(Dataset entries)
☆ ☆ ☆ ☆

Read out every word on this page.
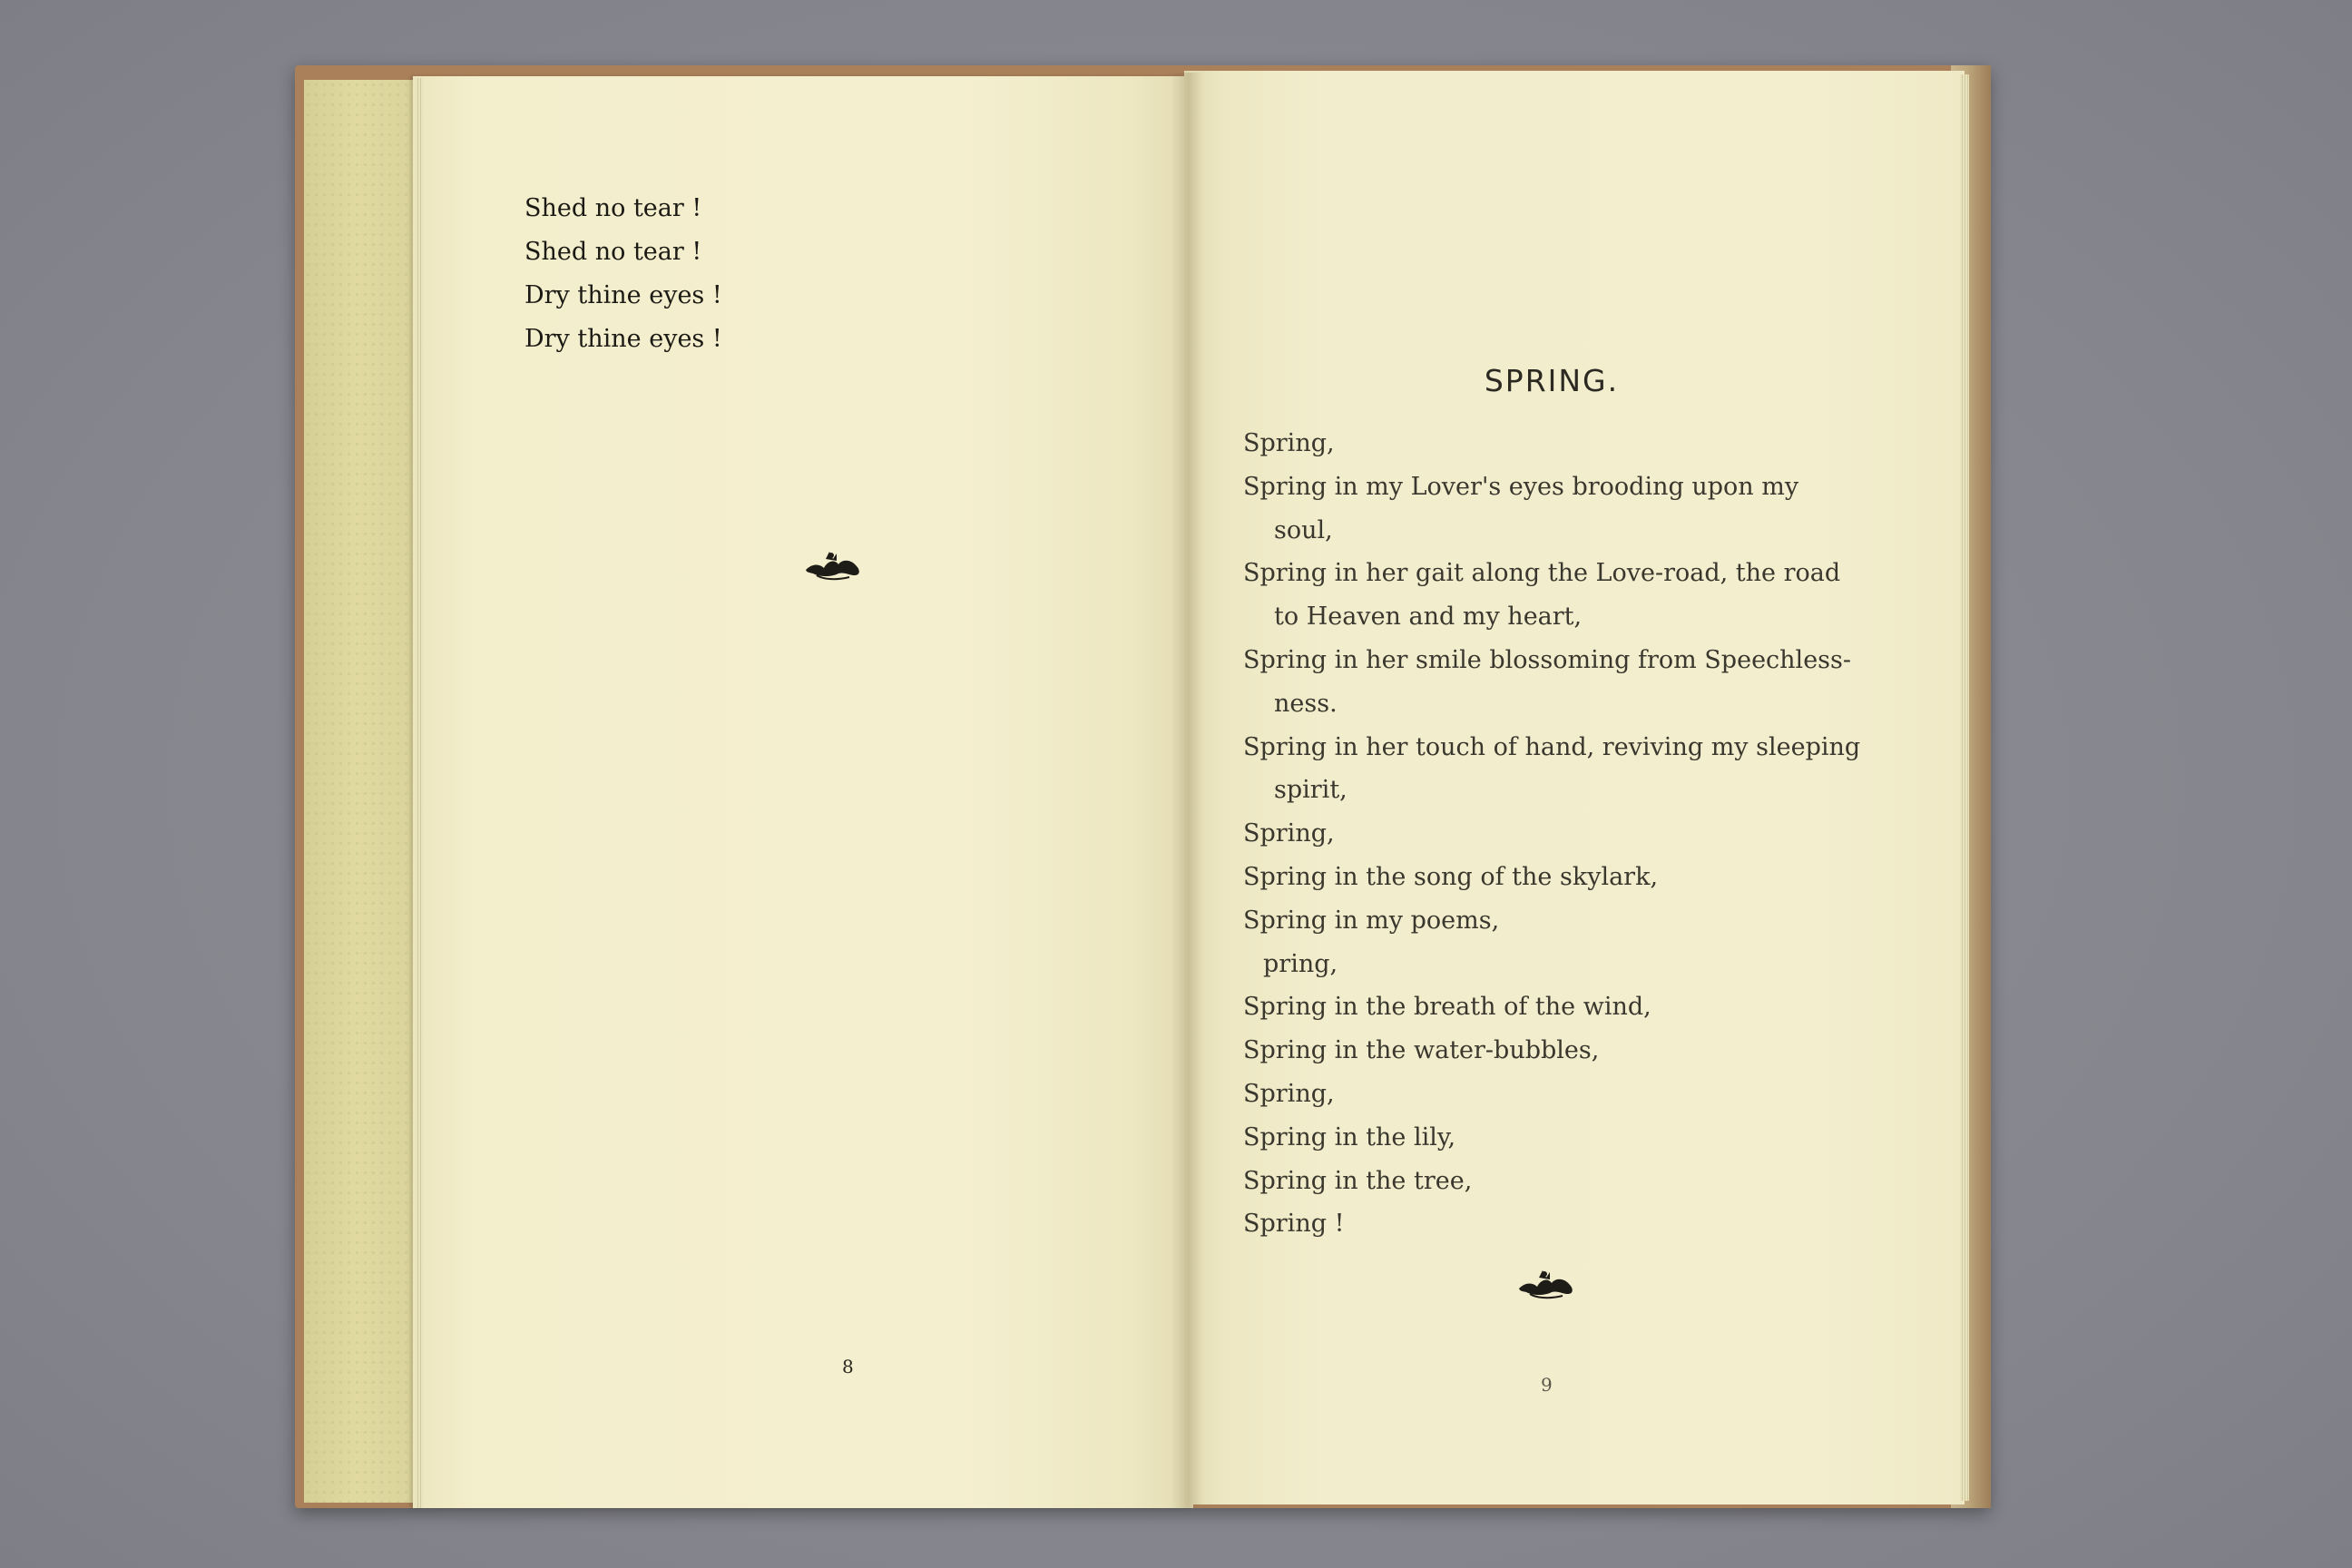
Shed no tear !
Shed no tear !
Dry thine eyes !
Dry thine eyes !
8
SPRING.
Spring,
Spring in my Lover's eyes brooding upon my
soul,
Spring in her gait along the Love-road, the road
to Heaven and my heart,
Spring in her smile blossoming from Speechless-
ness.
Spring in her touch of hand, reviving my sleeping
spirit,
Spring,
Spring in the song of the skylark,
Spring in my poems,
pring,
Spring in the breath of the wind,
Spring in the water-bubbles,
Spring,
Spring in the lily,
Spring in the tree,
Spring !
9
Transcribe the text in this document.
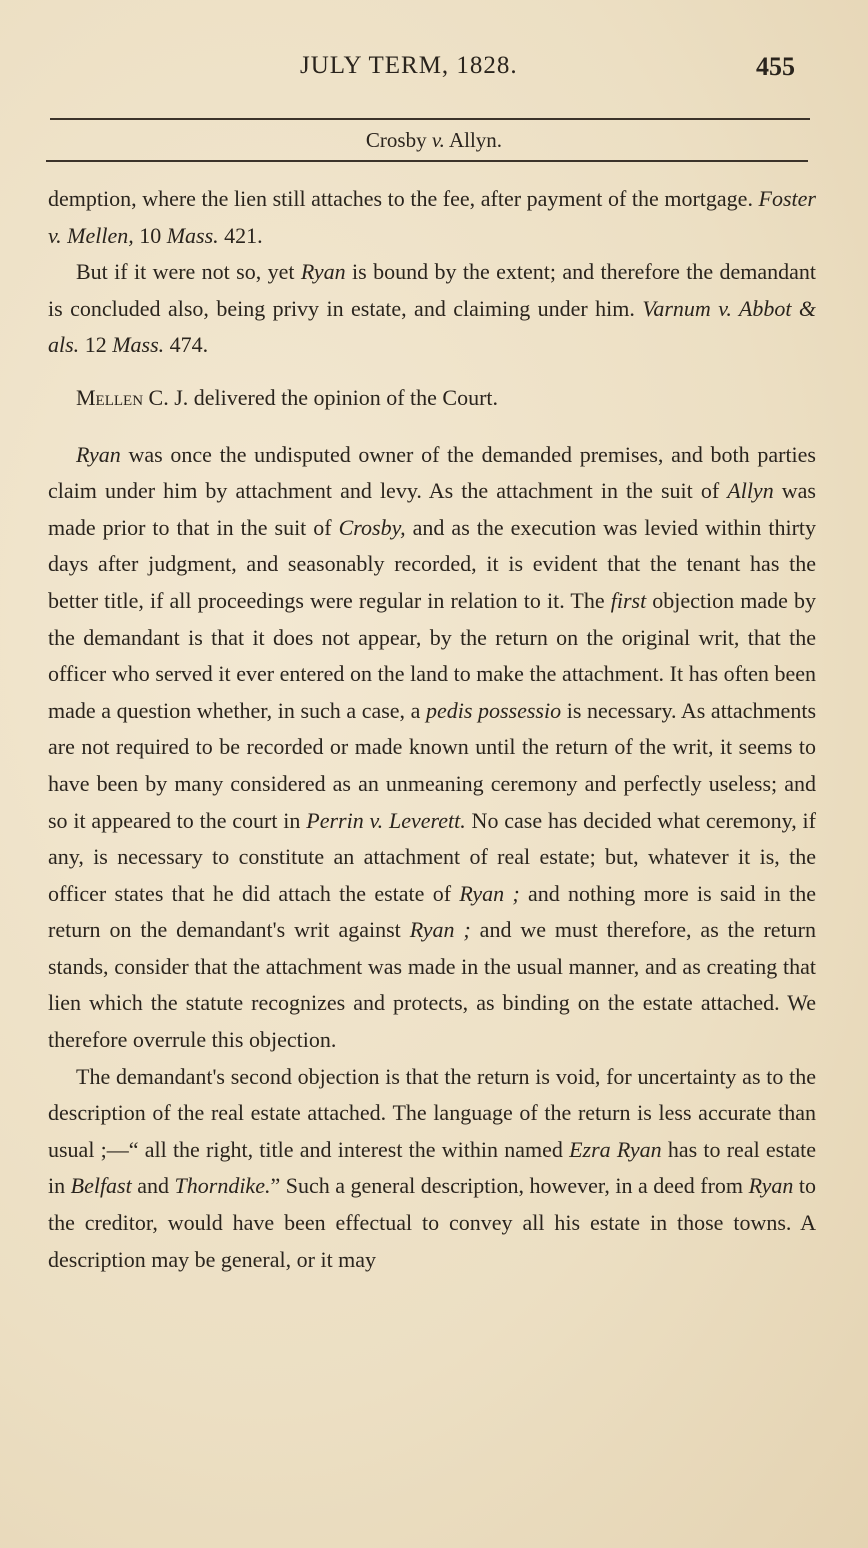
JULY TERM, 1828.	455
Crosby v. Allyn.

demption, where the lien still attaches to the fee, after payment of the mortgage. Foster v. Mellen, 10 Mass. 421.

But if it were not so, yet Ryan is bound by the extent; and therefore the demandant is concluded also, being privy in estate, and claiming under him. Varnum v. Abbot & als. 12 Mass. 474.

Mellen C. J. delivered the opinion of the Court.

Ryan was once the undisputed owner of the demanded premises, and both parties claim under him by attachment and levy. As the attachment in the suit of Allyn was made prior to that in the suit of Crosby, and as the execution was levied within thirty days after judgment, and seasonably recorded, it is evident that the tenant has the better title, if all proceedings were regular in relation to it. The first objection made by the demandant is that it does not appear, by the return on the original writ, that the officer who served it ever entered on the land to make the attachment. It has often been made a question whether, in such a case, a pedis possessio is necessary. As attachments are not required to be recorded or made known until the return of the writ, it seems to have been by many considered as an unmeaning ceremony and perfectly useless; and so it appeared to the court in Perrin v. Leverett. No case has decided what ceremony, if any, is necessary to constitute an attachment of real estate; but, whatever it is, the officer states that he did attach the estate of Ryan ; and nothing more is said in the return on the demandant's writ against Ryan ; and we must therefore, as the return stands, consider that the attachment was made in the usual manner, and as creating that lien which the statute recognizes and protects, as binding on the estate attached. We therefore overrule this objection.

The demandant's second objection is that the return is void, for uncertainty as to the description of the real estate attached. The language of the return is less accurate than usual ;—“ all the right, title and interest the within named Ezra Ryan has to real estate in Belfast and Thorndike.” Such a general description, however, in a deed from Ryan to the creditor, would have been effectual to convey all his estate in those towns. A description may be general, or it may
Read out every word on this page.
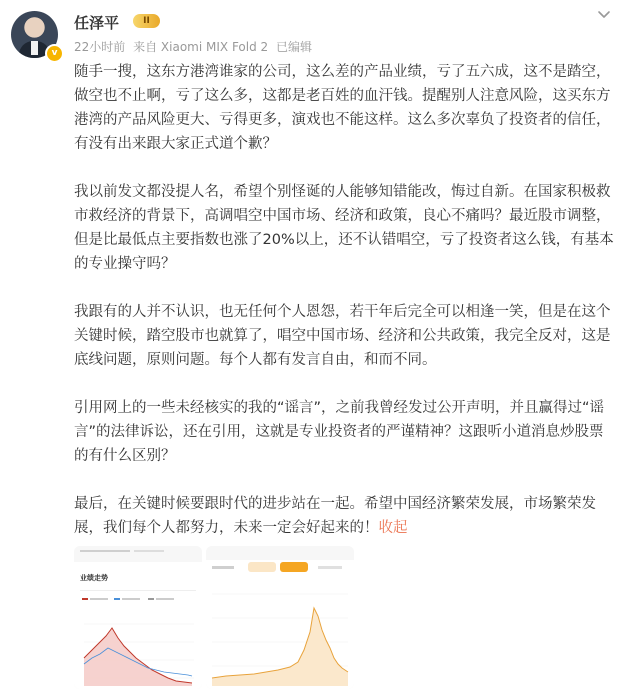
v
任泽平	II
22小时前 来自 Xiaomi MIX Fold 2 已编辑

随手一搜，这东方港湾谁家的公司，这么差的产品业绩，亏了五六成，这不是踏空，做空也不止啊，亏了这么多，这都是老百姓的血汗钱。提醒别人注意风险，这买东方港湾的产品风险更大、亏得更多，演戏也不能这样。这么多次辜负了投资者的信任，有没有出来跟大家正式道个歉？

我以前发文都没提人名，希望个别怪诞的人能够知错能改，悔过自新。在国家积极救市救经济的背景下，高调唱空中国市场、经济和政策，良心不痛吗？最近股市调整，但是比最低点主要指数也涨了20%以上，还不认错唱空，亏了投资者这么钱，有基本的专业操守吗？

我跟有的人并不认识，也无任何个人恩怨，若干年后完全可以相逢一笑，但是在这个关键时候，踏空股市也就算了，唱空中国市场、经济和公共政策，我完全反对，这是底线问题，原则问题。每个人都有发言自由，和而不同。

引用网上的一些未经核实的我的“谣言”，之前我曾经发过公开声明，并且赢得过“谣言”的法律诉讼，还在引用，这就是专业投资者的严谨精神？这跟听小道消息炒股票的有什么区别？

最后，在关键时候要跟时代的进步站在一起。希望中国经济繁荣发展，市场繁荣发展，我们每个人都努力，未来一定会好起来的！收起

业绩走势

☆ ☆ ☆ ☆

> [What the exercise asks]
The data above should be repeated exactly, minus any pictures.

> [Complete output]
Read out every word on this page.
Shed no tear !
Shed no tear !
Dry thine eyes !
Dry thine eyes !
8
SPRING.
Spring,
Spring in my Lover's eyes brooding upon my
soul,
Spring in her gait along the Love-road, the road
to Heaven and my heart,
Spring in her smile blossoming from Speechless-
ness.
Spring in her touch of hand, reviving my sleeping
spirit,
Spring,
Spring in the song of the skylark,
Spring in my poems,
pring,
Spring in the breath of the wind,
Spring in the water-bubbles,
Spring,
Spring in the lily,
Spring in the tree,
Spring !
9
Transcribe the text in this document.
JULY TERM, 1828.	455
Crosby v. Allyn.

demption, where the lien still attaches to the fee, after payment of the mortgage. Foster v. Mellen, 10 Mass. 421.

But if it were not so, yet Ryan is bound by the extent; and therefore the demandant is concluded also, being privy in estate, and claiming under him. Varnum v. Abbot & als. 12 Mass. 474.

Mellen C. J. delivered the opinion of the Court.

Ryan was once the undisputed owner of the demanded premises, and both parties claim under him by attachment and levy. As the attachment in the suit of Allyn was made prior to that in the suit of Crosby, and as the execution was levied within thirty days after judgment, and seasonably recorded, it is evident that the tenant has the better title, if all proceedings were regular in relation to it. The first objection made by the demandant is that it does not appear, by the return on the original writ, that the officer who served it ever entered on the land to make the attachment. It has often been made a question whether, in such a case, a pedis possessio is necessary. As attachments are not required to be recorded or made known until the return of the writ, it seems to have been by many considered as an unmeaning ceremony and perfectly useless; and so it appeared to the court in Perrin v. Leverett. No case has decided what ceremony, if any, is necessary to constitute an attachment of real estate; but, whatever it is, the officer states that he did attach the estate of Ryan ; and nothing more is said in the return on the demandant's writ against Ryan ; and we must therefore, as the return stands, consider that the attachment was made in the usual manner, and as creating that lien which the statute recognizes and protects, as binding on the estate attached. We therefore overrule this objection.

The demandant's second objection is that the return is void, for uncertainty as to the description of the real estate attached. The language of the return is less accurate than usual ;—“ all the right, title and interest the within named Ezra Ryan has to real estate in Belfast and Thorndike.” Such a general description, however, in a deed from Ryan to the creditor, would have been effectual to convey all his estate in those towns. A description may be general, or it may
Read out every word on this page.
v
任泽平	II
22小时前 来自 Xiaomi MIX Fold 2 已编辑

随手一搜，这东方港湾谁家的公司，这么差的产品业绩，亏了五六成，这不是踏空，做空也不止啊，亏了这么多，这都是老百姓的血汗钱。提醒别人注意风险，这买东方港湾的产品风险更大、亏得更多，演戏也不能这样。这么多次辜负了投资者的信任，有没有出来跟大家正式道个歉？

我以前发文都没提人名，希望个别怪诞的人能够知错能改，悔过自新。在国家积极救市救经济的背景下，高调唱空中国市场、经济和政策，良心不痛吗？最近股市调整，但是比最低点主要指数也涨了20%以上，还不认错唱空，亏了投资者这么钱，有基本的专业操守吗？

我跟有的人并不认识，也无任何个人恩怨，若干年后完全可以相逢一笑，但是在这个关键时候，踏空股市也就算了，唱空中国市场、经济和公共政策，我完全反对，这是底线问题，原则问题。每个人都有发言自由，和而不同。

引用网上的一些未经核实的我的“谣言”，之前我曾经发过公开声明，并且赢得过“谣言”的法律诉讼，还在引用，这就是专业投资者的严谨精神？这跟听小道消息炒股票的有什么区别？

最后，在关键时候要跟时代的进步站在一起。希望中国经济繁荣发展，市场繁荣发展，我们每个人都努力，未来一定会好起来的！收起

业绩走势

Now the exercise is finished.